**EXERCISE INSTRUCTIONS**
In the data below, find every line that has the string "abrasion", and copy it.

**MATERIAL**
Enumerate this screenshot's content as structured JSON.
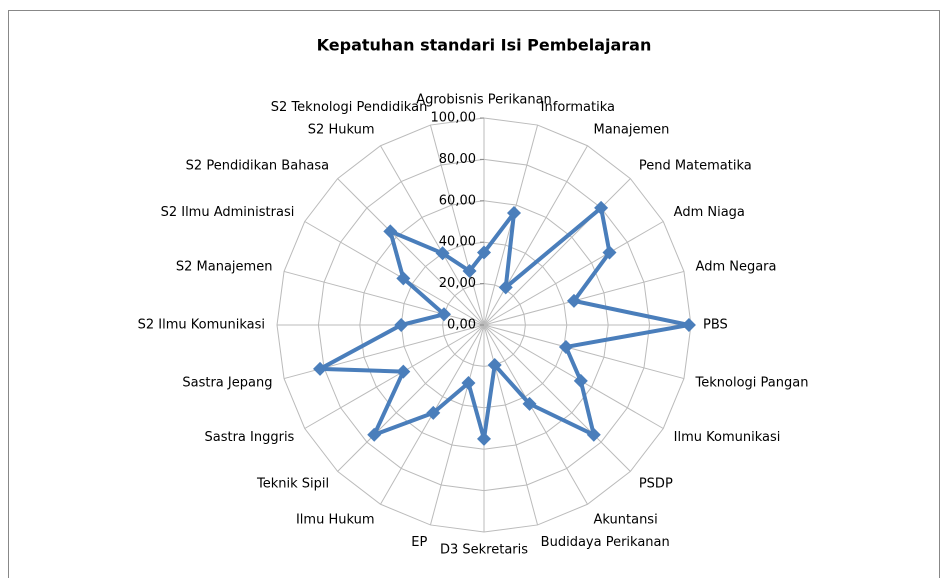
{
  "chart_data": {
    "type": "radar",
    "title": "Kepatuhan standari Isi Pembelajaran",
    "categories": [
      "Agrobisnis Perikanan",
      "Informatika",
      "Manajemen",
      "Pend Matematika",
      "Adm Niaga",
      "Adm Negara",
      "PBS",
      "Teknologi Pangan",
      "Ilmu  Komunikasi",
      "PSDP",
      "Akuntansi",
      "Budidaya Perikanan",
      "D3 Sekretaris",
      "EP",
      "Ilmu Hukum",
      "Teknik Sipil",
      "Sastra Inggris",
      "Sastra Jepang",
      "S2 Ilmu Komunikasi",
      "S2 Manajemen",
      "S2 Ilmu Administrasi",
      "S2 Pendidikan Bahasa",
      "S2 Hukum",
      "S2 Teknologi Pendidikan"
    ],
    "values": [
      35,
      56,
      21,
      80,
      70,
      45,
      99,
      41,
      54,
      75,
      44,
      20,
      55,
      29,
      49,
      75,
      45,
      82,
      40,
      20,
      45,
      64,
      40,
      27
    ],
    "color": "#4a7ebb",
    "ylim": [
      0,
      100
    ],
    "yticks": [
      {
        "value": 0,
        "label": "0,00"
      },
      {
        "value": 20,
        "label": "20,00"
      },
      {
        "value": 40,
        "label": "40,00"
      },
      {
        "value": 60,
        "label": "60,00"
      },
      {
        "value": 80,
        "label": "80,00"
      },
      {
        "value": 100,
        "label": "100,00"
      }
    ],
    "grid": true
  }
}
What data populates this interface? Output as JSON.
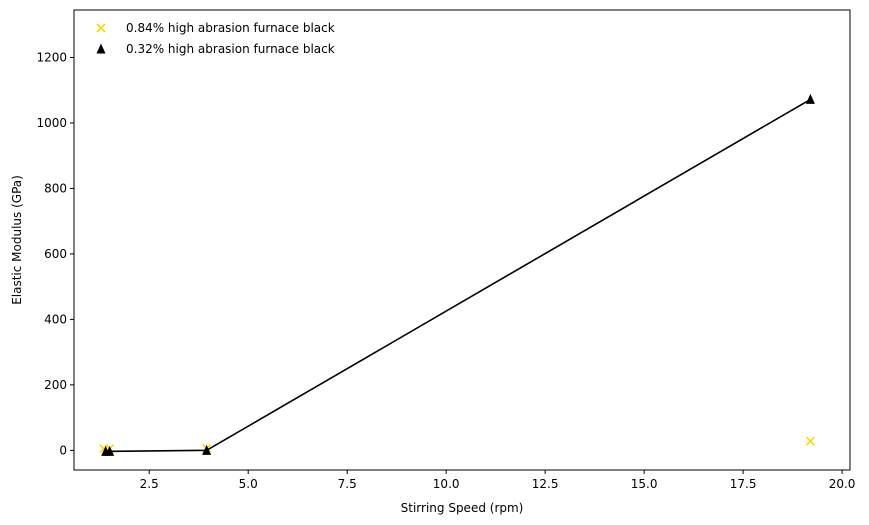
{
  "chart_data": {
    "type": "scatter",
    "xlabel": "Stirring Speed (rpm)",
    "ylabel": "Elastic Modulus (GPa)",
    "xlim": [
      0.6,
      20.2
    ],
    "ylim": [
      -60,
      1345
    ],
    "xticks": [
      2.5,
      5.0,
      7.5,
      10.0,
      12.5,
      15.0,
      17.5,
      20.0
    ],
    "xtick_labels": [
      "2.5",
      "5.0",
      "7.5",
      "10.0",
      "12.5",
      "15.0",
      "17.5",
      "20.0"
    ],
    "yticks": [
      0,
      200,
      400,
      600,
      800,
      1000,
      1200
    ],
    "ytick_labels": [
      "0",
      "200",
      "400",
      "600",
      "800",
      "1000",
      "1200"
    ],
    "grid": false,
    "legend_position": "top-left",
    "series": [
      {
        "name": "0.84% high abrasion furnace black",
        "marker": "x",
        "color": "#FFD700",
        "line": false,
        "x": [
          1.35,
          1.5,
          3.95,
          19.2
        ],
        "y": [
          5,
          5,
          6,
          28
        ]
      },
      {
        "name": "0.32% high abrasion furnace black",
        "marker": "triangle",
        "color": "#000000",
        "line": true,
        "x": [
          1.4,
          1.5,
          3.95,
          19.2
        ],
        "y": [
          -3,
          -3,
          0,
          1072
        ]
      }
    ]
  }
}
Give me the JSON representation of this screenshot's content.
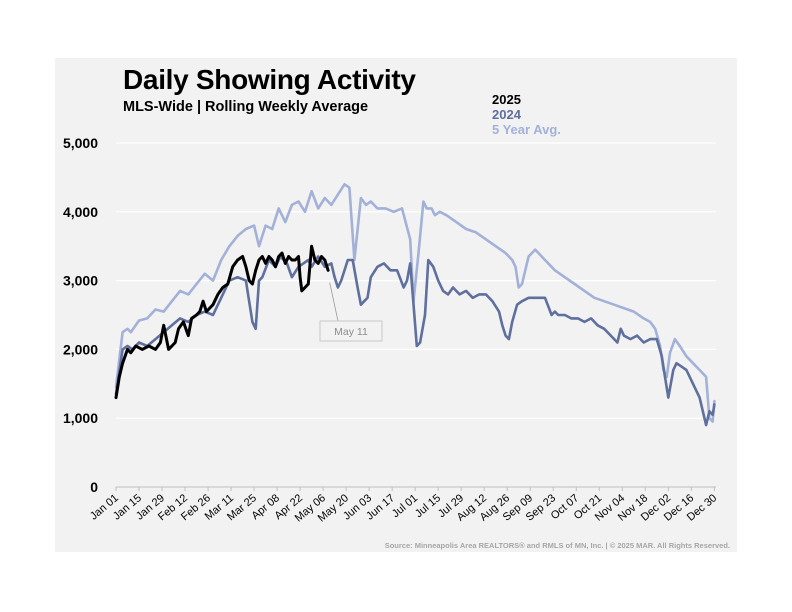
{
  "chart_data": {
    "type": "line",
    "title": "Daily Showing Activity",
    "subtitle": "MLS-Wide  |  Rolling Weekly Average",
    "xlabel": "",
    "ylabel": "",
    "ylim": [
      0,
      5000
    ],
    "yticks": [
      "0",
      "1,000",
      "2,000",
      "3,000",
      "4,000",
      "5,000"
    ],
    "ytick_values": [
      0,
      1000,
      2000,
      3000,
      4000,
      5000
    ],
    "grid": true,
    "legend_position": "top-right",
    "x_day_range": [
      1,
      366
    ],
    "xticks": [
      {
        "label": "Jan 01",
        "day": 1
      },
      {
        "label": "Jan 15",
        "day": 15
      },
      {
        "label": "Jan 29",
        "day": 29
      },
      {
        "label": "Feb 12",
        "day": 43
      },
      {
        "label": "Feb 26",
        "day": 57
      },
      {
        "label": "Mar 11",
        "day": 71
      },
      {
        "label": "Mar 25",
        "day": 85
      },
      {
        "label": "Apr 08",
        "day": 99
      },
      {
        "label": "Apr 22",
        "day": 113
      },
      {
        "label": "May 06",
        "day": 127
      },
      {
        "label": "May 20",
        "day": 141
      },
      {
        "label": "Jun 03",
        "day": 155
      },
      {
        "label": "Jun 17",
        "day": 169
      },
      {
        "label": "Jul 01",
        "day": 183
      },
      {
        "label": "Jul 15",
        "day": 197
      },
      {
        "label": "Jul 29",
        "day": 211
      },
      {
        "label": "Aug 12",
        "day": 225
      },
      {
        "label": "Aug 26",
        "day": 239
      },
      {
        "label": "Sep 09",
        "day": 253
      },
      {
        "label": "Sep 23",
        "day": 267
      },
      {
        "label": "Oct 07",
        "day": 281
      },
      {
        "label": "Oct 21",
        "day": 295
      },
      {
        "label": "Nov 04",
        "day": 309
      },
      {
        "label": "Nov 18",
        "day": 323
      },
      {
        "label": "Dec 02",
        "day": 337
      },
      {
        "label": "Dec 16",
        "day": 351
      },
      {
        "label": "Dec 30",
        "day": 365
      }
    ],
    "series": [
      {
        "name": "5 Year Avg.",
        "color": "#a3b1d9",
        "width": 2.6,
        "x": [
          1,
          5,
          8,
          10,
          15,
          20,
          25,
          30,
          35,
          40,
          45,
          50,
          55,
          60,
          65,
          70,
          75,
          80,
          85,
          88,
          92,
          96,
          100,
          104,
          108,
          112,
          116,
          120,
          124,
          128,
          132,
          136,
          140,
          143,
          146,
          150,
          153,
          156,
          160,
          165,
          170,
          175,
          180,
          182,
          185,
          188,
          190,
          193,
          195,
          198,
          202,
          208,
          214,
          220,
          226,
          232,
          238,
          242,
          244,
          246,
          248,
          252,
          256,
          262,
          268,
          274,
          280,
          286,
          292,
          298,
          304,
          310,
          316,
          322,
          326,
          329,
          332,
          334,
          336,
          338,
          341,
          344,
          348,
          352,
          356,
          360,
          362,
          364,
          365
        ],
        "y": [
          1450,
          2250,
          2300,
          2250,
          2420,
          2450,
          2580,
          2550,
          2700,
          2850,
          2800,
          2950,
          3100,
          3000,
          3300,
          3500,
          3650,
          3750,
          3800,
          3500,
          3800,
          3750,
          4050,
          3850,
          4100,
          4150,
          4000,
          4300,
          4050,
          4200,
          4100,
          4250,
          4400,
          4350,
          3300,
          4200,
          4100,
          4150,
          4050,
          4050,
          4000,
          4050,
          3600,
          2700,
          3400,
          4150,
          4050,
          4050,
          3950,
          4000,
          3950,
          3850,
          3750,
          3700,
          3600,
          3500,
          3400,
          3300,
          3200,
          2900,
          2950,
          3350,
          3450,
          3300,
          3150,
          3050,
          2950,
          2850,
          2750,
          2700,
          2650,
          2600,
          2550,
          2450,
          2400,
          2300,
          2050,
          1700,
          1600,
          1950,
          2150,
          2050,
          1900,
          1800,
          1700,
          1600,
          1000,
          950,
          1250
        ]
      },
      {
        "name": "2024",
        "color": "#5f6f9e",
        "width": 2.6,
        "x": [
          1,
          5,
          8,
          11,
          15,
          20,
          25,
          30,
          35,
          40,
          45,
          50,
          55,
          60,
          65,
          70,
          75,
          80,
          84,
          86,
          88,
          90,
          94,
          98,
          101,
          103,
          105,
          108,
          112,
          115,
          118,
          120,
          124,
          128,
          132,
          134,
          136,
          138,
          142,
          145,
          148,
          150,
          152,
          154,
          156,
          160,
          164,
          168,
          172,
          176,
          178,
          180,
          181,
          184,
          186,
          189,
          191,
          194,
          197,
          200,
          203,
          206,
          210,
          214,
          218,
          222,
          226,
          230,
          234,
          236,
          238,
          240,
          242,
          245,
          248,
          252,
          256,
          262,
          266,
          268,
          270,
          274,
          278,
          282,
          286,
          290,
          294,
          298,
          302,
          306,
          308,
          310,
          314,
          318,
          322,
          326,
          330,
          333,
          335,
          337,
          340,
          342,
          345,
          348,
          352,
          356,
          360,
          362,
          364,
          365
        ],
        "y": [
          1350,
          2000,
          2050,
          2000,
          2100,
          2050,
          2150,
          2250,
          2350,
          2450,
          2400,
          2500,
          2550,
          2500,
          2750,
          3000,
          3050,
          3000,
          2400,
          2300,
          3000,
          3050,
          3300,
          3200,
          3350,
          3300,
          3250,
          3050,
          3200,
          3250,
          3300,
          3200,
          3350,
          3200,
          3250,
          3050,
          2900,
          3000,
          3300,
          3300,
          2900,
          2650,
          2700,
          2750,
          3050,
          3200,
          3250,
          3150,
          3150,
          2900,
          3000,
          3250,
          2950,
          2050,
          2100,
          2500,
          3300,
          3200,
          3000,
          2850,
          2800,
          2900,
          2800,
          2850,
          2750,
          2800,
          2800,
          2700,
          2550,
          2350,
          2200,
          2150,
          2400,
          2650,
          2700,
          2750,
          2750,
          2750,
          2500,
          2550,
          2500,
          2500,
          2450,
          2450,
          2400,
          2450,
          2350,
          2300,
          2200,
          2100,
          2300,
          2200,
          2150,
          2200,
          2100,
          2150,
          2150,
          1900,
          1600,
          1300,
          1700,
          1800,
          1750,
          1700,
          1500,
          1300,
          900,
          1100,
          1050,
          1200
        ]
      },
      {
        "name": "2025",
        "color": "#000000",
        "width": 3.0,
        "x": [
          1,
          3,
          5,
          8,
          10,
          13,
          17,
          21,
          25,
          28,
          30,
          33,
          35,
          37,
          39,
          42,
          45,
          47,
          50,
          52,
          54,
          56,
          58,
          60,
          63,
          66,
          69,
          72,
          75,
          78,
          80,
          82,
          84,
          86,
          88,
          90,
          92,
          94,
          96,
          98,
          100,
          102,
          104,
          106,
          108,
          110,
          112,
          113,
          114,
          116,
          118,
          120,
          122,
          124,
          126,
          128,
          130
        ],
        "y": [
          1300,
          1600,
          1800,
          2000,
          1950,
          2050,
          2000,
          2050,
          2000,
          2100,
          2350,
          2000,
          2050,
          2100,
          2300,
          2400,
          2200,
          2450,
          2500,
          2550,
          2700,
          2550,
          2600,
          2650,
          2800,
          2900,
          2950,
          3200,
          3300,
          3350,
          3200,
          3000,
          2950,
          3150,
          3300,
          3350,
          3250,
          3350,
          3300,
          3200,
          3350,
          3400,
          3250,
          3350,
          3300,
          3300,
          3350,
          3050,
          2850,
          2900,
          2950,
          3500,
          3300,
          3250,
          3350,
          3300,
          3150
        ]
      }
    ],
    "annotations": [
      {
        "label": "May 11",
        "day": 131,
        "value": 3000
      }
    ]
  },
  "legend_entries": [
    {
      "label": "2025",
      "color": "#000000"
    },
    {
      "label": "2024",
      "color": "#5f6f9e"
    },
    {
      "label": "5 Year Avg.",
      "color": "#a3b1d9"
    }
  ],
  "source_text": "Source:    Minneapolis Area REALTORS® and RMLS of MN, Inc.  |  © 2025 MAR. All Rights Reserved."
}
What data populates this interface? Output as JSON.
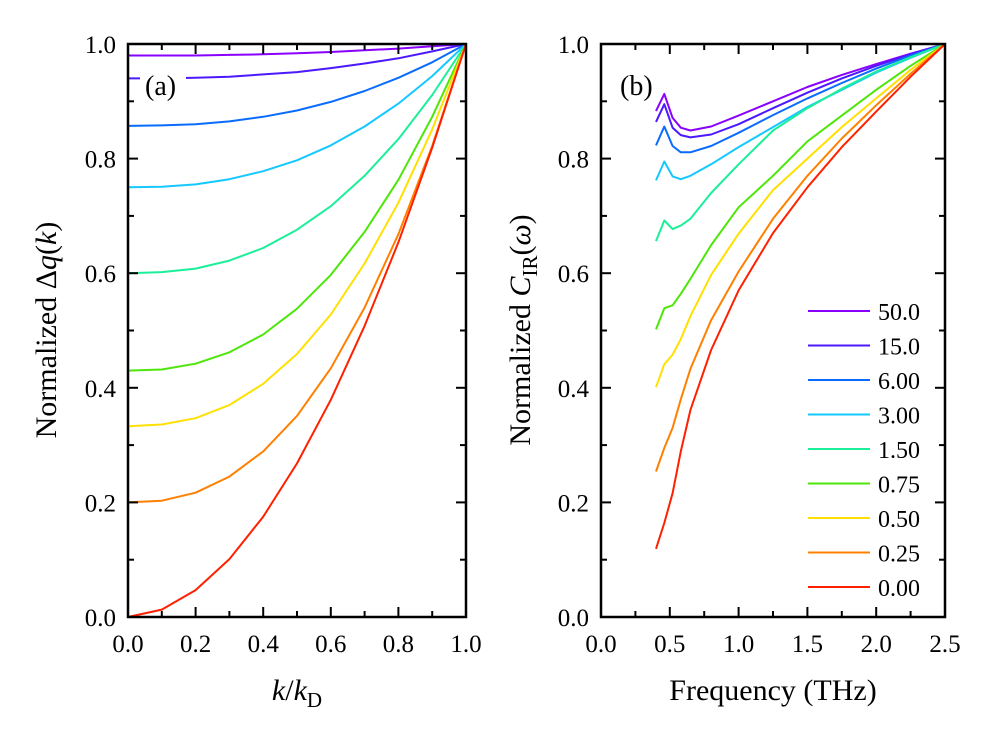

**WRITTEN REPLY**
        "name": "0.84% high abrasion furnace black",
        "name": "0.32% high abrasion furnace black",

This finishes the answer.